EXERCISE DIRECTIONS:
Leave out the pictures and retype exactly the lines from the line with "Serialize everything readable" through the end of the listing below.

***

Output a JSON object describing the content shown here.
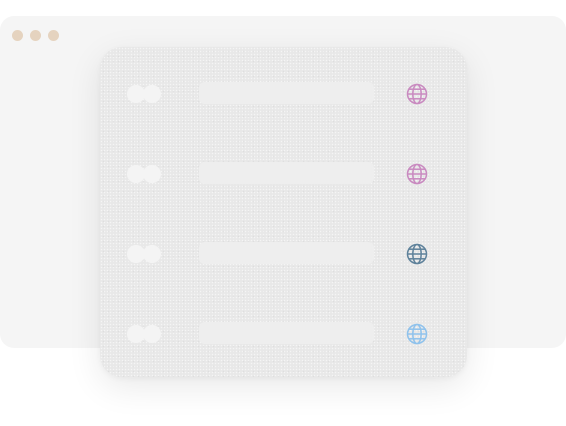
{
  "window": {
    "control_dots": [
      "close",
      "minimize",
      "maximize"
    ]
  },
  "panel": {
    "rows": [
      {
        "icon": "globe-icon",
        "icon_color": "#c98ac0"
      },
      {
        "icon": "globe-icon",
        "icon_color": "#c98ac0"
      },
      {
        "icon": "globe-icon",
        "icon_color": "#5f829b"
      },
      {
        "icon": "globe-icon",
        "icon_color": "#8fc2ec"
      }
    ]
  }
}
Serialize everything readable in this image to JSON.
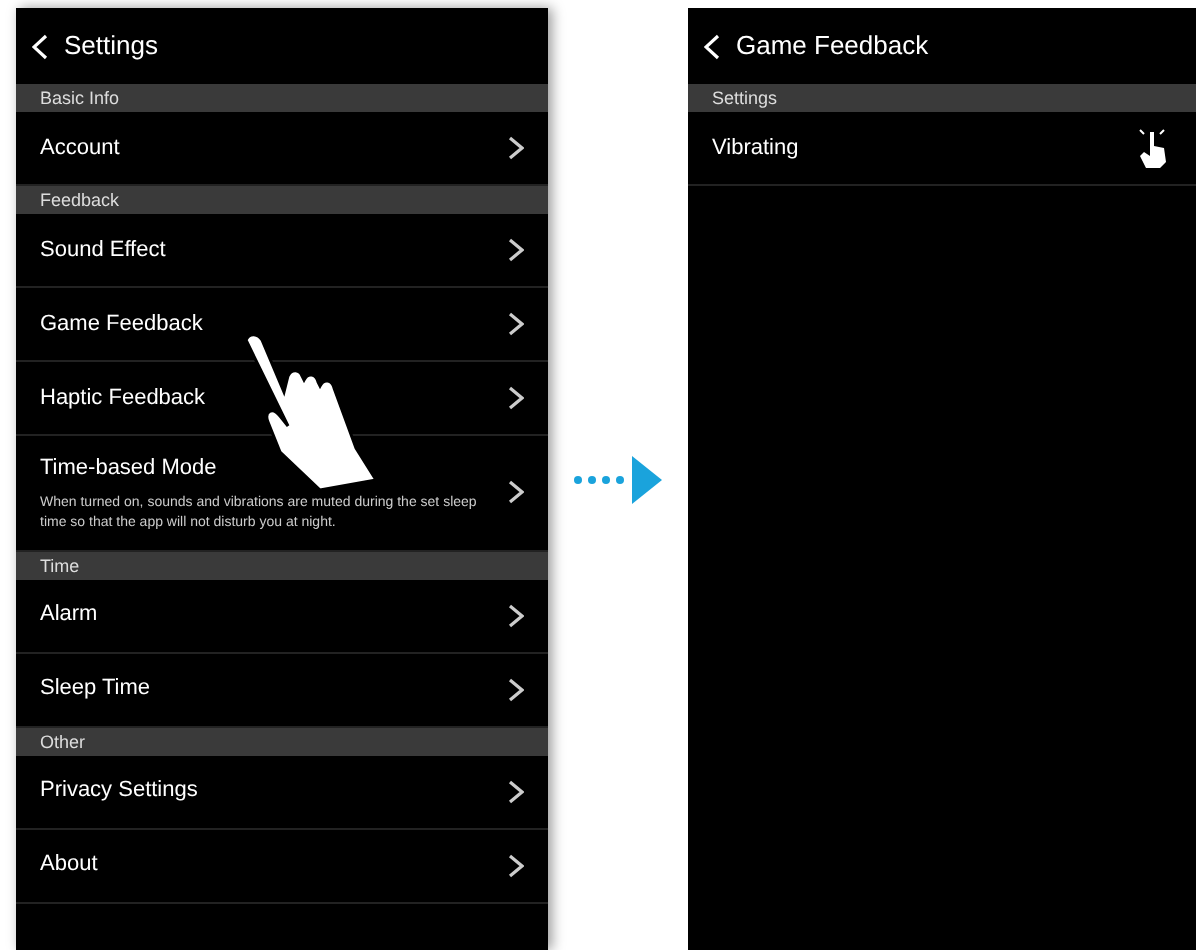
{
  "screens": [
    {
      "title": "Settings",
      "sections": [
        {
          "header": "Basic Info",
          "items": [
            {
              "label": "Account"
            }
          ]
        },
        {
          "header": "Feedback",
          "items": [
            {
              "label": "Sound Effect"
            },
            {
              "label": "Game Feedback"
            },
            {
              "label": "Haptic Feedback"
            },
            {
              "label": "Time-based Mode",
              "description": "When turned on, sounds and vibrations are muted during the set sleep time so that the app will not disturb you at night."
            }
          ]
        },
        {
          "header": "Time",
          "items": [
            {
              "label": "Alarm"
            },
            {
              "label": "Sleep Time"
            }
          ]
        },
        {
          "header": "Other",
          "items": [
            {
              "label": "Privacy Settings"
            },
            {
              "label": "About"
            }
          ]
        }
      ]
    },
    {
      "title": "Game Feedback",
      "sections": [
        {
          "header": "Settings",
          "items": [
            {
              "label": "Vibrating",
              "kind": "tap"
            }
          ]
        }
      ]
    }
  ]
}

***

RESULT FOR THIS EXERCISE:
Serialize everything readable in this image to JSON.
{
  "screens": [
    {
      "title": "Settings",
      "sections": [
        {
          "header": "Basic Info",
          "items": [
            {
              "label": "Account"
            }
          ]
        },
        {
          "header": "Feedback",
          "items": [
            {
              "label": "Sound Effect"
            },
            {
              "label": "Game Feedback"
            },
            {
              "label": "Haptic Feedback"
            },
            {
              "label": "Time-based Mode",
              "description": "When turned on, sounds and vibrations are muted during the set sleep time so that the app will not disturb you at night."
            }
          ]
        },
        {
          "header": "Time",
          "items": [
            {
              "label": "Alarm"
            },
            {
              "label": "Sleep Time"
            }
          ]
        },
        {
          "header": "Other",
          "items": [
            {
              "label": "Privacy Settings"
            },
            {
              "label": "About"
            }
          ]
        }
      ]
    },
    {
      "title": "Game Feedback",
      "sections": [
        {
          "header": "Settings",
          "items": [
            {
              "label": "Vibrating",
              "kind": "tap"
            }
          ]
        }
      ]
    }
  ]
}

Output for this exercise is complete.